→ **WRITTEN TASK**:
Retype the material word for word.

===== THE INPUT =====

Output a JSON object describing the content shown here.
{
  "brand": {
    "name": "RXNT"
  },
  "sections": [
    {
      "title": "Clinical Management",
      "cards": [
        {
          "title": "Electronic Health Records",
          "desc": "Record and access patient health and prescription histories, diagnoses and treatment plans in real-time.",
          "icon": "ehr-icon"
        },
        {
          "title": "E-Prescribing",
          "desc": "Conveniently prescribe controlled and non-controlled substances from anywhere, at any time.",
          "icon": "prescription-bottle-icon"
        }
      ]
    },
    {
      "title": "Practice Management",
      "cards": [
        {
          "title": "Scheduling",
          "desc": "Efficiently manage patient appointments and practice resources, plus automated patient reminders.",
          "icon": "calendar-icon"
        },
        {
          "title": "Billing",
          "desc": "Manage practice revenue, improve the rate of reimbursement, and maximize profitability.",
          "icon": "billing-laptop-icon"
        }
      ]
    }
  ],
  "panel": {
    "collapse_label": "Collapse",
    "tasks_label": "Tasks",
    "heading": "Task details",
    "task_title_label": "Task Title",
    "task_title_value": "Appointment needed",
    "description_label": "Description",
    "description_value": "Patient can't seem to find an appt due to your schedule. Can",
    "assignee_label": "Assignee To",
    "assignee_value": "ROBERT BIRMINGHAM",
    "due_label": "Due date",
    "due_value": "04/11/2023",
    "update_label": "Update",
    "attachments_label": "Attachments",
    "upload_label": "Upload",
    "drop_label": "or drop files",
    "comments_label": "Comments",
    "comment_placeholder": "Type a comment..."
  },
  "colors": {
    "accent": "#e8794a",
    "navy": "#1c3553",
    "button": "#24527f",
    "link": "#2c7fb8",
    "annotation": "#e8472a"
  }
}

=====

→ **ANSWER FOR THIS EXERCISE**:
Output a JSON object describing the content shown here.
{
  "brand": {
    "name": "RXNT"
  },
  "sections": [
    {
      "title": "Clinical Management",
      "cards": [
        {
          "title": "Electronic Health Records",
          "desc": "Record and access patient health and prescription histories, diagnoses and treatment plans in real-time.",
          "icon": "ehr-icon"
        },
        {
          "title": "E-Prescribing",
          "desc": "Conveniently prescribe controlled and non-controlled substances from anywhere, at any time.",
          "icon": "prescription-bottle-icon"
        }
      ]
    },
    {
      "title": "Practice Management",
      "cards": [
        {
          "title": "Scheduling",
          "desc": "Efficiently manage patient appointments and practice resources, plus automated patient reminders.",
          "icon": "calendar-icon"
        },
        {
          "title": "Billing",
          "desc": "Manage practice revenue, improve the rate of reimbursement, and maximize profitability.",
          "icon": "billing-laptop-icon"
        }
      ]
    }
  ],
  "panel": {
    "collapse_label": "Collapse",
    "tasks_label": "Tasks",
    "heading": "Task details",
    "task_title_label": "Task Title",
    "task_title_value": "Appointment needed",
    "description_label": "Description",
    "description_value": "Patient can't seem to find an appt due to your schedule. Can",
    "assignee_label": "Assignee To",
    "assignee_value": "ROBERT BIRMINGHAM",
    "due_label": "Due date",
    "due_value": "04/11/2023",
    "update_label": "Update",
    "attachments_label": "Attachments",
    "upload_label": "Upload",
    "drop_label": "or drop files",
    "comments_label": "Comments",
    "comment_placeholder": "Type a comment..."
  },
  "colors": {
    "accent": "#e8794a",
    "navy": "#1c3553",
    "button": "#24527f",
    "link": "#2c7fb8",
    "annotation": "#e8472a"
  }
}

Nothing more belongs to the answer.